** START OF Data listing **

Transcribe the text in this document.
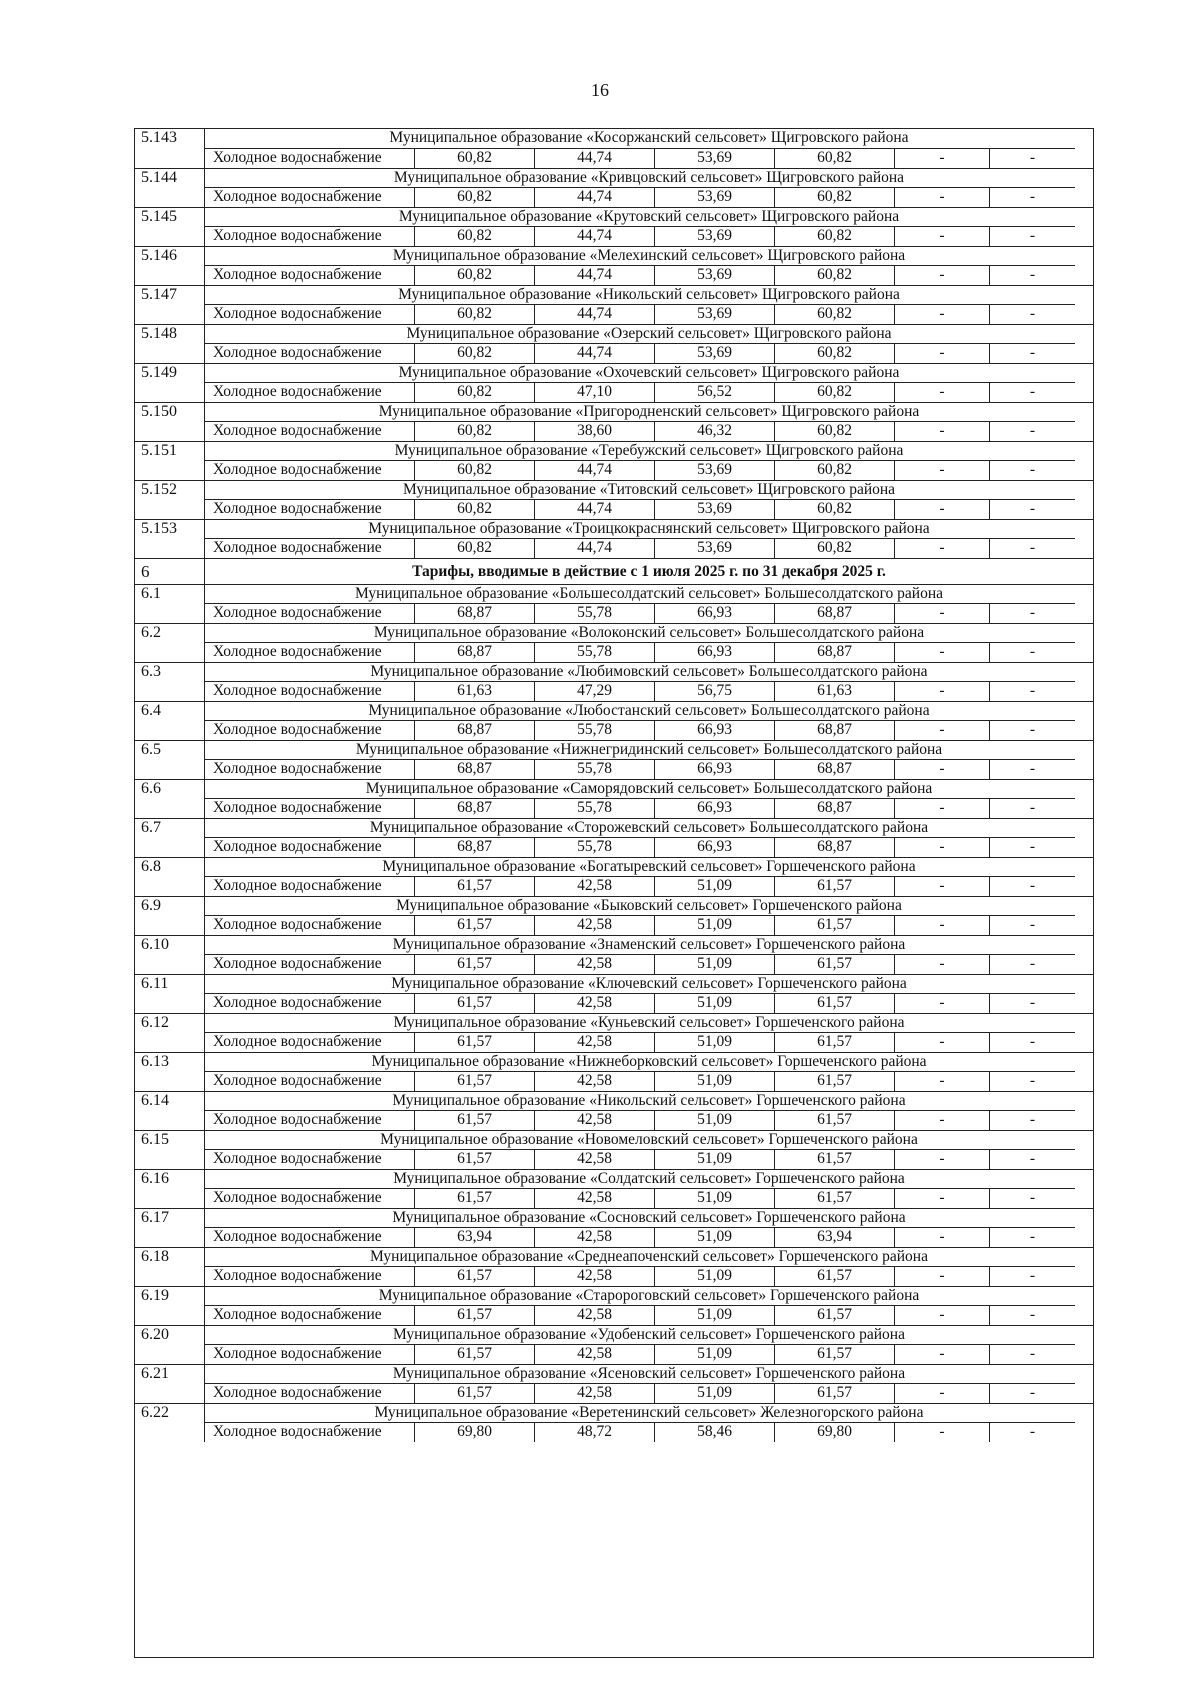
16
5.143	Муниципальное образование «Косоржанский сельсовет» Щигровского района
Холодное водоснабжение	60,82	44,74	53,69	60,82	-	-
5.144	Муниципальное образование «Кривцовский сельсовет» Щигровского района
Холодное водоснабжение	60,82	44,74	53,69	60,82	-	-
5.145	Муниципальное образование «Крутовский сельсовет» Щигровского района
Холодное водоснабжение	60,82	44,74	53,69	60,82	-	-
5.146	Муниципальное образование «Мелехинский сельсовет» Щигровского района
Холодное водоснабжение	60,82	44,74	53,69	60,82	-	-
5.147	Муниципальное образование «Никольский сельсовет» Щигровского района
Холодное водоснабжение	60,82	44,74	53,69	60,82	-	-
5.148	Муниципальное образование «Озерский сельсовет» Щигровского района
Холодное водоснабжение	60,82	44,74	53,69	60,82	-	-
5.149	Муниципальное образование «Охочевский сельсовет» Щигровского района
Холодное водоснабжение	60,82	47,10	56,52	60,82	-	-
5.150	Муниципальное образование «Пригородненский сельсовет» Щигровского района
Холодное водоснабжение	60,82	38,60	46,32	60,82	-	-
5.151	Муниципальное образование «Теребужский сельсовет» Щигровского района
Холодное водоснабжение	60,82	44,74	53,69	60,82	-	-
5.152	Муниципальное образование «Титовский сельсовет» Щигровского района
Холодное водоснабжение	60,82	44,74	53,69	60,82	-	-
5.153	Муниципальное образование «Троицкокраснянский сельсовет» Щигровского района
Холодное водоснабжение	60,82	44,74	53,69	60,82	-	-
6	Тарифы, вводимые в действие с 1 июля 2025 г. по 31 декабря 2025 г.
6.1	Муниципальное образование «Большесолдатский сельсовет» Большесолдатского района
Холодное водоснабжение	68,87	55,78	66,93	68,87	-	-
6.2	Муниципальное образование «Волоконский сельсовет» Большесолдатского района
Холодное водоснабжение	68,87	55,78	66,93	68,87	-	-
6.3	Муниципальное образование «Любимовский сельсовет» Большесолдатского района
Холодное водоснабжение	61,63	47,29	56,75	61,63	-	-
6.4	Муниципальное образование «Любостанский сельсовет» Большесолдатского района
Холодное водоснабжение	68,87	55,78	66,93	68,87	-	-
6.5	Муниципальное образование «Нижнегридинский сельсовет» Большесолдатского района
Холодное водоснабжение	68,87	55,78	66,93	68,87	-	-
6.6	Муниципальное образование «Саморядовский сельсовет» Большесолдатского района
Холодное водоснабжение	68,87	55,78	66,93	68,87	-	-
6.7	Муниципальное образование «Сторожевский сельсовет» Большесолдатского района
Холодное водоснабжение	68,87	55,78	66,93	68,87	-	-
6.8	Муниципальное образование «Богатыревский сельсовет» Горшеченского района
Холодное водоснабжение	61,57	42,58	51,09	61,57	-	-
6.9	Муниципальное образование «Быковский сельсовет» Горшеченского района
Холодное водоснабжение	61,57	42,58	51,09	61,57	-	-
6.10	Муниципальное образование «Знаменский сельсовет» Горшеченского района
Холодное водоснабжение	61,57	42,58	51,09	61,57	-	-
6.11	Муниципальное образование «Ключевский сельсовет» Горшеченского района
Холодное водоснабжение	61,57	42,58	51,09	61,57	-	-
6.12	Муниципальное образование «Куньевский сельсовет» Горшеченского района
Холодное водоснабжение	61,57	42,58	51,09	61,57	-	-
6.13	Муниципальное образование «Нижнеборковский сельсовет» Горшеченского района
Холодное водоснабжение	61,57	42,58	51,09	61,57	-	-
6.14	Муниципальное образование «Никольский сельсовет» Горшеченского района
Холодное водоснабжение	61,57	42,58	51,09	61,57	-	-
6.15	Муниципальное образование «Новомеловский сельсовет» Горшеченского района
Холодное водоснабжение	61,57	42,58	51,09	61,57	-	-
6.16	Муниципальное образование «Солдатский сельсовет» Горшеченского района
Холодное водоснабжение	61,57	42,58	51,09	61,57	-	-
6.17	Муниципальное образование «Сосновский сельсовет» Горшеченского района
Холодное водоснабжение	63,94	42,58	51,09	63,94	-	-
6.18	Муниципальное образование «Среднеапоченский сельсовет» Горшеченского района
Холодное водоснабжение	61,57	42,58	51,09	61,57	-	-
6.19	Муниципальное образование «Старороговский сельсовет» Горшеченского района
Холодное водоснабжение	61,57	42,58	51,09	61,57	-	-
6.20	Муниципальное образование «Удобенский сельсовет» Горшеченского района
Холодное водоснабжение	61,57	42,58	51,09	61,57	-	-
6.21	Муниципальное образование «Ясеновский сельсовет» Горшеченского района
Холодное водоснабжение	61,57	42,58	51,09	61,57	-	-
6.22	Муниципальное образование «Веретенинский сельсовет» Железногорского района
Холодное водоснабжение	69,80	48,72	58,46	69,80	-	-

** END OF Data listing **

Pull out all lines from the listing that contain the string "Большесолдатского".

6.1	Муниципальное образование «Большесолдатский сельсовет» Большесолдатского района
6.2	Муниципальное образование «Волоконский сельсовет» Большесолдатского района
6.3	Муниципальное образование «Любимовский сельсовет» Большесолдатского района
6.4	Муниципальное образование «Любостанский сельсовет» Большесолдатского района
6.5	Муниципальное образование «Нижнегридинский сельсовет» Большесолдатского района
6.6	Муниципальное образование «Саморядовский сельсовет» Большесолдатского района
6.7	Муниципальное образование «Сторожевский сельсовет» Большесолдатского района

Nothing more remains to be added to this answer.